▸ Exercise directions
Below is a listing; reproduce each line of it exactly.

▸ Working data
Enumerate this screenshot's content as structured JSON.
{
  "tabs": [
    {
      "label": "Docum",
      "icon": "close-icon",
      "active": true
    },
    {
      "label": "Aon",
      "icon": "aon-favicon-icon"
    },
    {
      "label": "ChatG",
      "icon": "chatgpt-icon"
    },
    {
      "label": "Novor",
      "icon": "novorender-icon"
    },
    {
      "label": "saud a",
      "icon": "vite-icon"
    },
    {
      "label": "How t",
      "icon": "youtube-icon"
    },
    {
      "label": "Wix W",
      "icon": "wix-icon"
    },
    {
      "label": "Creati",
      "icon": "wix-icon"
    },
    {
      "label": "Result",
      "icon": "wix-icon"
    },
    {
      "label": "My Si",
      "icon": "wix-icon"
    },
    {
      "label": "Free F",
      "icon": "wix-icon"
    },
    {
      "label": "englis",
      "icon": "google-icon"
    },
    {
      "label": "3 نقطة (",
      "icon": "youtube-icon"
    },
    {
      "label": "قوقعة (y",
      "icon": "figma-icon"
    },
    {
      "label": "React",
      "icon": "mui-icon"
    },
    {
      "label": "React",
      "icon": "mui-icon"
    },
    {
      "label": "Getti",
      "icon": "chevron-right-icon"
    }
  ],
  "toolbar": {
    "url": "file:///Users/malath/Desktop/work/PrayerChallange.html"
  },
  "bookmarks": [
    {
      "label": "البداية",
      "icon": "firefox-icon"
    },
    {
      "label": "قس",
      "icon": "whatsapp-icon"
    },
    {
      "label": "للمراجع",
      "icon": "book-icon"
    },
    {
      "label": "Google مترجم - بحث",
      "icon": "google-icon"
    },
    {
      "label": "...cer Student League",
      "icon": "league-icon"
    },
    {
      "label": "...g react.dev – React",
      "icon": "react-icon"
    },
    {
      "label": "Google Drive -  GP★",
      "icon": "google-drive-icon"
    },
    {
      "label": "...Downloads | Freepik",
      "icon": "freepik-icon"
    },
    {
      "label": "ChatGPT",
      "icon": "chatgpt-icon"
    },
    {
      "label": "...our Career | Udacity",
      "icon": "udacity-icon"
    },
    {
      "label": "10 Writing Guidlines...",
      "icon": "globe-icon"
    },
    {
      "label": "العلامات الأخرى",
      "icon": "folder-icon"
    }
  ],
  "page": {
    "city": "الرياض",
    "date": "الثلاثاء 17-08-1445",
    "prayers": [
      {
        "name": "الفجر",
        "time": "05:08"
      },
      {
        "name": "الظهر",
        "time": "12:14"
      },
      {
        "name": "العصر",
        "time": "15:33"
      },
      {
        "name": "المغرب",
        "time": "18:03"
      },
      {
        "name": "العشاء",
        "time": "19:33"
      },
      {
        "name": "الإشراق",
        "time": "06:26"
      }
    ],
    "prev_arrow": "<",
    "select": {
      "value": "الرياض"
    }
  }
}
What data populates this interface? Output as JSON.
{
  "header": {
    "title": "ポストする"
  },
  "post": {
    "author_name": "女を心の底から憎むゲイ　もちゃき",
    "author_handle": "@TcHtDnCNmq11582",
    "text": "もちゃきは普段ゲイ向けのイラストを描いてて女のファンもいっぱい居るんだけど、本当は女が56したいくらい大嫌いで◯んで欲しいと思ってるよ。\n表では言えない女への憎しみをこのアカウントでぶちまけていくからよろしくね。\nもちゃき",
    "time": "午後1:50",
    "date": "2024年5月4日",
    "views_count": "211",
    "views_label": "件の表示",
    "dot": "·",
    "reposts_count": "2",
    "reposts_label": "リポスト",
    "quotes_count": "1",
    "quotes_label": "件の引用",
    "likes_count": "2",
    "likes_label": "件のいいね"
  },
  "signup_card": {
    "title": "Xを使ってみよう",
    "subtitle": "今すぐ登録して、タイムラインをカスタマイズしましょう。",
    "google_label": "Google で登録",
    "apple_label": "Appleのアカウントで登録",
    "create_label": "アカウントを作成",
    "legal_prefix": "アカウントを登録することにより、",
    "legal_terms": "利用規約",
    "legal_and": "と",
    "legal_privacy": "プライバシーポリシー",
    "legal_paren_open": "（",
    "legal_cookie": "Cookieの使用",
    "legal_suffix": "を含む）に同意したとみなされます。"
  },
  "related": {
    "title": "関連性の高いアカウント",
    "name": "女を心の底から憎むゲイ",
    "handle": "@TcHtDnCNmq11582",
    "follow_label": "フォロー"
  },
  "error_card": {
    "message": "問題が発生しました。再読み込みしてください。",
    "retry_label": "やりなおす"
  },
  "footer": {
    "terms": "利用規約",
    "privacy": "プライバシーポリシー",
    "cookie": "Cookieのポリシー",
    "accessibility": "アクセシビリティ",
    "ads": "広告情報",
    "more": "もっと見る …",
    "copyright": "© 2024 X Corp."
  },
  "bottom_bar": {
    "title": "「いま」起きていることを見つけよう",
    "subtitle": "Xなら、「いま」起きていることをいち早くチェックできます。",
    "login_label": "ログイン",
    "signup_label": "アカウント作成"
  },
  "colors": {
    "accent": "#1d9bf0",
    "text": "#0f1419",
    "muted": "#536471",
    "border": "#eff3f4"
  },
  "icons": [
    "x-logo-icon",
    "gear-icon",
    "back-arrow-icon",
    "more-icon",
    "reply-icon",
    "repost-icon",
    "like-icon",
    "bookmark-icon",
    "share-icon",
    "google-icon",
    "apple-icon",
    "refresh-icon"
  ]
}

▸ Task solution
Enumerate this screenshot's content as structured JSON.
{
  "tabs": [
    {
      "label": "Docum",
      "icon": "close-icon",
      "active": true
    },
    {
      "label": "Aon",
      "icon": "aon-favicon-icon"
    },
    {
      "label": "ChatG",
      "icon": "chatgpt-icon"
    },
    {
      "label": "Novor",
      "icon": "novorender-icon"
    },
    {
      "label": "saud a",
      "icon": "vite-icon"
    },
    {
      "label": "How t",
      "icon": "youtube-icon"
    },
    {
      "label": "Wix W",
      "icon": "wix-icon"
    },
    {
      "label": "Creati",
      "icon": "wix-icon"
    },
    {
      "label": "Result",
      "icon": "wix-icon"
    },
    {
      "label": "My Si",
      "icon": "wix-icon"
    },
    {
      "label": "Free F",
      "icon": "wix-icon"
    },
    {
      "label": "englis",
      "icon": "google-icon"
    },
    {
      "label": "3 نقطة (",
      "icon": "youtube-icon"
    },
    {
      "label": "قوقعة (y",
      "icon": "figma-icon"
    },
    {
      "label": "React",
      "icon": "mui-icon"
    },
    {
      "label": "React",
      "icon": "mui-icon"
    },
    {
      "label": "Getti",
      "icon": "chevron-right-icon"
    }
  ],
  "toolbar": {
    "url": "file:///Users/malath/Desktop/work/PrayerChallange.html"
  },
  "bookmarks": [
    {
      "label": "البداية",
      "icon": "firefox-icon"
    },
    {
      "label": "قس",
      "icon": "whatsapp-icon"
    },
    {
      "label": "للمراجع",
      "icon": "book-icon"
    },
    {
      "label": "Google مترجم - بحث",
      "icon": "google-icon"
    },
    {
      "label": "...cer Student League",
      "icon": "league-icon"
    },
    {
      "label": "...g react.dev – React",
      "icon": "react-icon"
    },
    {
      "label": "Google Drive -  GP★",
      "icon": "google-drive-icon"
    },
    {
      "label": "...Downloads | Freepik",
      "icon": "freepik-icon"
    },
    {
      "label": "ChatGPT",
      "icon": "chatgpt-icon"
    },
    {
      "label": "...our Career | Udacity",
      "icon": "udacity-icon"
    },
    {
      "label": "10 Writing Guidlines...",
      "icon": "globe-icon"
    },
    {
      "label": "العلامات الأخرى",
      "icon": "folder-icon"
    }
  ],
  "page": {
    "city": "الرياض",
    "date": "الثلاثاء 17-08-1445",
    "prayers": [
      {
        "name": "الفجر",
        "time": "05:08"
      },
      {
        "name": "الظهر",
        "time": "12:14"
      },
      {
        "name": "العصر",
        "time": "15:33"
      },
      {
        "name": "المغرب",
        "time": "18:03"
      },
      {
        "name": "العشاء",
        "time": "19:33"
      },
      {
        "name": "الإشراق",
        "time": "06:26"
      }
    ],
    "prev_arrow": "<",
    "select": {
      "value": "الرياض"
    }
  }
}
What data populates this interface? Output as JSON.
{
  "header": {
    "title": "ポストする"
  },
  "post": {
    "author_name": "女を心の底から憎むゲイ　もちゃき",
    "author_handle": "@TcHtDnCNmq11582",
    "text": "もちゃきは普段ゲイ向けのイラストを描いてて女のファンもいっぱい居るんだけど、本当は女が56したいくらい大嫌いで◯んで欲しいと思ってるよ。\n表では言えない女への憎しみをこのアカウントでぶちまけていくからよろしくね。\nもちゃき",
    "time": "午後1:50",
    "date": "2024年5月4日",
    "views_count": "211",
    "views_label": "件の表示",
    "dot": "·",
    "reposts_count": "2",
    "reposts_label": "リポスト",
    "quotes_count": "1",
    "quotes_label": "件の引用",
    "likes_count": "2",
    "likes_label": "件のいいね"
  },
  "signup_card": {
    "title": "Xを使ってみよう",
    "subtitle": "今すぐ登録して、タイムラインをカスタマイズしましょう。",
    "google_label": "Google で登録",
    "apple_label": "Appleのアカウントで登録",
    "create_label": "アカウントを作成",
    "legal_prefix": "アカウントを登録することにより、",
    "legal_terms": "利用規約",
    "legal_and": "と",
    "legal_privacy": "プライバシーポリシー",
    "legal_paren_open": "（",
    "legal_cookie": "Cookieの使用",
    "legal_suffix": "を含む）に同意したとみなされます。"
  },
  "related": {
    "title": "関連性の高いアカウント",
    "name": "女を心の底から憎むゲイ",
    "handle": "@TcHtDnCNmq11582",
    "follow_label": "フォロー"
  },
  "error_card": {
    "message": "問題が発生しました。再読み込みしてください。",
    "retry_label": "やりなおす"
  },
  "footer": {
    "terms": "利用規約",
    "privacy": "プライバシーポリシー",
    "cookie": "Cookieのポリシー",
    "accessibility": "アクセシビリティ",
    "ads": "広告情報",
    "more": "もっと見る …",
    "copyright": "© 2024 X Corp."
  },
  "bottom_bar": {
    "title": "「いま」起きていることを見つけよう",
    "subtitle": "Xなら、「いま」起きていることをいち早くチェックできます。",
    "login_label": "ログイン",
    "signup_label": "アカウント作成"
  },
  "colors": {
    "accent": "#1d9bf0",
    "text": "#0f1419",
    "muted": "#536471",
    "border": "#eff3f4"
  },
  "icons": [
    "x-logo-icon",
    "gear-icon",
    "back-arrow-icon",
    "more-icon",
    "reply-icon",
    "repost-icon",
    "like-icon",
    "bookmark-icon",
    "share-icon",
    "google-icon",
    "apple-icon",
    "refresh-icon"
  ]
}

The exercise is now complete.